[start Given information]
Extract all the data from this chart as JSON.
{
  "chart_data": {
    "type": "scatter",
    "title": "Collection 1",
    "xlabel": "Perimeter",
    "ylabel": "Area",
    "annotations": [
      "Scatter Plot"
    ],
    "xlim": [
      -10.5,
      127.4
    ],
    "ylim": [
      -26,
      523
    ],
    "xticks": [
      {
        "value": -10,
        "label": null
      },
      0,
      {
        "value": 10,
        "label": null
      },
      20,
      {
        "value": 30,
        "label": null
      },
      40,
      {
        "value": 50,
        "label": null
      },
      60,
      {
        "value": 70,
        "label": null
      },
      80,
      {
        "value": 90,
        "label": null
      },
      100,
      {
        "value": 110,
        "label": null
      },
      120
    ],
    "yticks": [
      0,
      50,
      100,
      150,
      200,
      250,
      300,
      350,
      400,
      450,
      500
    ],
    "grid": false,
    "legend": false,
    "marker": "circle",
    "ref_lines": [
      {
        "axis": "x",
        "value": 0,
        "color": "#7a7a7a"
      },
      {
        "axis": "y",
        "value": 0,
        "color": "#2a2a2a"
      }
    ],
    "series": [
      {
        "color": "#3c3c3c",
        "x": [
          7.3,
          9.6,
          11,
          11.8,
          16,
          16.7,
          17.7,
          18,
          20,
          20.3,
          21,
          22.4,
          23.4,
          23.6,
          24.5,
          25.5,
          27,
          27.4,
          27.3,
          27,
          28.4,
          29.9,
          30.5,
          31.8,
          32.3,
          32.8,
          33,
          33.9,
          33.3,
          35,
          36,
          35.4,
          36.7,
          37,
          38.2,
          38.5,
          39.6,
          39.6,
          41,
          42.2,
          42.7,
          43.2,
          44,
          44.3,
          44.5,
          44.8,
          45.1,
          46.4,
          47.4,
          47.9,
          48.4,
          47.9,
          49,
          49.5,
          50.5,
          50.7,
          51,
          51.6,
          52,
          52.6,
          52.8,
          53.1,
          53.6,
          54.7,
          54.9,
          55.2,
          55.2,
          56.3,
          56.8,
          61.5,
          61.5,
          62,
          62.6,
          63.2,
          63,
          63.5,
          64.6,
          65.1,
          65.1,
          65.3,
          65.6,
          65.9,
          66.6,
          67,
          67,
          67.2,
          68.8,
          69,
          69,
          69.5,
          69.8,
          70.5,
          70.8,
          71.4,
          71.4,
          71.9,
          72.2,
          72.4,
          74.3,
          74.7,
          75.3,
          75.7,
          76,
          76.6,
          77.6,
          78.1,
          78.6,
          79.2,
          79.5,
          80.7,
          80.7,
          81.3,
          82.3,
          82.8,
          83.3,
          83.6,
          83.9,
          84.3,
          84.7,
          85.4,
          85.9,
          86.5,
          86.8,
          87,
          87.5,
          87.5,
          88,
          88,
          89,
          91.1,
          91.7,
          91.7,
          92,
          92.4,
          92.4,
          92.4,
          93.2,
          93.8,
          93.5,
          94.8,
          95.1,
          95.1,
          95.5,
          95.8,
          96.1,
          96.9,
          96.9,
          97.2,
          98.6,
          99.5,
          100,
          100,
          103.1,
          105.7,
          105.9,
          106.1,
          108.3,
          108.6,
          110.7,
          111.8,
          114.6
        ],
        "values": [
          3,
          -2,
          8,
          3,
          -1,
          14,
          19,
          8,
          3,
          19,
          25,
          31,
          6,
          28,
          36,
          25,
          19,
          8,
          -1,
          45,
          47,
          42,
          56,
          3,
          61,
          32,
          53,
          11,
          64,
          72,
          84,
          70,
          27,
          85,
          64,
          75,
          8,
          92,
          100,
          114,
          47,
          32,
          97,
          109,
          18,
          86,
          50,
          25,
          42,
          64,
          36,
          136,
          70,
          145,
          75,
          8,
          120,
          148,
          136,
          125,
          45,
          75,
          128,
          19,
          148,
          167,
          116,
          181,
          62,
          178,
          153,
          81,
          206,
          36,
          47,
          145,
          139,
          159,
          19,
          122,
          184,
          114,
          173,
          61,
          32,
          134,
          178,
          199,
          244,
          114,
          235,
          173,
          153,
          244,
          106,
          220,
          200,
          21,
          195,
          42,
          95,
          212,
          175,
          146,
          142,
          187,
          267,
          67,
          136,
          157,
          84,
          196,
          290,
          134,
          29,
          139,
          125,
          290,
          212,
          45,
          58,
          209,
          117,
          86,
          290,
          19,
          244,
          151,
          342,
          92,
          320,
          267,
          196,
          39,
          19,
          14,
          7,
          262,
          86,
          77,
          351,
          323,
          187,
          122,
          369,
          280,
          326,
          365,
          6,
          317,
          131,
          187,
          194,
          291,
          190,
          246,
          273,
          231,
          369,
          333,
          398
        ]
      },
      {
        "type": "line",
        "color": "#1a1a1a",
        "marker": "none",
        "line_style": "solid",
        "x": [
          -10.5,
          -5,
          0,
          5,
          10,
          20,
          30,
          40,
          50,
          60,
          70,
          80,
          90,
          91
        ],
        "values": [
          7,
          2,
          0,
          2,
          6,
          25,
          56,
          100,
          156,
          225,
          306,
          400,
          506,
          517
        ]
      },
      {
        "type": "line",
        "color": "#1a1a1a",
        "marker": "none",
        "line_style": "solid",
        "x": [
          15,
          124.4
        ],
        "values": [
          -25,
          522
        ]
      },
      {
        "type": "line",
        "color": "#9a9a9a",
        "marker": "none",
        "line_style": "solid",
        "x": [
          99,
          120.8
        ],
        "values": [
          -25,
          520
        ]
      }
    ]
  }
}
[end Given information]
■ Exercise ■
Send back every record, precisely as written.

■ Problem solution ■
Extract all the data from this chart as JSON.
{
  "chart_data": {
    "type": "scatter",
    "title": "Collection 1",
    "xlabel": "Perimeter",
    "ylabel": "Area",
    "annotations": [
      "Scatter Plot"
    ],
    "xlim": [
      -10.5,
      127.4
    ],
    "ylim": [
      -26,
      523
    ],
    "xticks": [
      {
        "value": -10,
        "label": null
      },
      0,
      {
        "value": 10,
        "label": null
      },
      20,
      {
        "value": 30,
        "label": null
      },
      40,
      {
        "value": 50,
        "label": null
      },
      60,
      {
        "value": 70,
        "label": null
      },
      80,
      {
        "value": 90,
        "label": null
      },
      100,
      {
        "value": 110,
        "label": null
      },
      120
    ],
    "yticks": [
      0,
      50,
      100,
      150,
      200,
      250,
      300,
      350,
      400,
      450,
      500
    ],
    "grid": false,
    "legend": false,
    "marker": "circle",
    "ref_lines": [
      {
        "axis": "x",
        "value": 0,
        "color": "#7a7a7a"
      },
      {
        "axis": "y",
        "value": 0,
        "color": "#2a2a2a"
      }
    ],
    "series": [
      {
        "color": "#3c3c3c",
        "x": [
          7.3,
          9.6,
          11,
          11.8,
          16,
          16.7,
          17.7,
          18,
          20,
          20.3,
          21,
          22.4,
          23.4,
          23.6,
          24.5,
          25.5,
          27,
          27.4,
          27.3,
          27,
          28.4,
          29.9,
          30.5,
          31.8,
          32.3,
          32.8,
          33,
          33.9,
          33.3,
          35,
          36,
          35.4,
          36.7,
          37,
          38.2,
          38.5,
          39.6,
          39.6,
          41,
          42.2,
          42.7,
          43.2,
          44,
          44.3,
          44.5,
          44.8,
          45.1,
          46.4,
          47.4,
          47.9,
          48.4,
          47.9,
          49,
          49.5,
          50.5,
          50.7,
          51,
          51.6,
          52,
          52.6,
          52.8,
          53.1,
          53.6,
          54.7,
          54.9,
          55.2,
          55.2,
          56.3,
          56.8,
          61.5,
          61.5,
          62,
          62.6,
          63.2,
          63,
          63.5,
          64.6,
          65.1,
          65.1,
          65.3,
          65.6,
          65.9,
          66.6,
          67,
          67,
          67.2,
          68.8,
          69,
          69,
          69.5,
          69.8,
          70.5,
          70.8,
          71.4,
          71.4,
          71.9,
          72.2,
          72.4,
          74.3,
          74.7,
          75.3,
          75.7,
          76,
          76.6,
          77.6,
          78.1,
          78.6,
          79.2,
          79.5,
          80.7,
          80.7,
          81.3,
          82.3,
          82.8,
          83.3,
          83.6,
          83.9,
          84.3,
          84.7,
          85.4,
          85.9,
          86.5,
          86.8,
          87,
          87.5,
          87.5,
          88,
          88,
          89,
          91.1,
          91.7,
          91.7,
          92,
          92.4,
          92.4,
          92.4,
          93.2,
          93.8,
          93.5,
          94.8,
          95.1,
          95.1,
          95.5,
          95.8,
          96.1,
          96.9,
          96.9,
          97.2,
          98.6,
          99.5,
          100,
          100,
          103.1,
          105.7,
          105.9,
          106.1,
          108.3,
          108.6,
          110.7,
          111.8,
          114.6
        ],
        "values": [
          3,
          -2,
          8,
          3,
          -1,
          14,
          19,
          8,
          3,
          19,
          25,
          31,
          6,
          28,
          36,
          25,
          19,
          8,
          -1,
          45,
          47,
          42,
          56,
          3,
          61,
          32,
          53,
          11,
          64,
          72,
          84,
          70,
          27,
          85,
          64,
          75,
          8,
          92,
          100,
          114,
          47,
          32,
          97,
          109,
          18,
          86,
          50,
          25,
          42,
          64,
          36,
          136,
          70,
          145,
          75,
          8,
          120,
          148,
          136,
          125,
          45,
          75,
          128,
          19,
          148,
          167,
          116,
          181,
          62,
          178,
          153,
          81,
          206,
          36,
          47,
          145,
          139,
          159,
          19,
          122,
          184,
          114,
          173,
          61,
          32,
          134,
          178,
          199,
          244,
          114,
          235,
          173,
          153,
          244,
          106,
          220,
          200,
          21,
          195,
          42,
          95,
          212,
          175,
          146,
          142,
          187,
          267,
          67,
          136,
          157,
          84,
          196,
          290,
          134,
          29,
          139,
          125,
          290,
          212,
          45,
          58,
          209,
          117,
          86,
          290,
          19,
          244,
          151,
          342,
          92,
          320,
          267,
          196,
          39,
          19,
          14,
          7,
          262,
          86,
          77,
          351,
          323,
          187,
          122,
          369,
          280,
          326,
          365,
          6,
          317,
          131,
          187,
          194,
          291,
          190,
          246,
          273,
          231,
          369,
          333,
          398
        ]
      },
      {
        "type": "line",
        "color": "#1a1a1a",
        "marker": "none",
        "line_style": "solid",
        "x": [
          -10.5,
          -5,
          0,
          5,
          10,
          20,
          30,
          40,
          50,
          60,
          70,
          80,
          90,
          91
        ],
        "values": [
          7,
          2,
          0,
          2,
          6,
          25,
          56,
          100,
          156,
          225,
          306,
          400,
          506,
          517
        ]
      },
      {
        "type": "line",
        "color": "#1a1a1a",
        "marker": "none",
        "line_style": "solid",
        "x": [
          15,
          124.4
        ],
        "values": [
          -25,
          522
        ]
      },
      {
        "type": "line",
        "color": "#9a9a9a",
        "marker": "none",
        "line_style": "solid",
        "x": [
          99,
          120.8
        ],
        "values": [
          -25,
          520
        ]
      }
    ]
  }
}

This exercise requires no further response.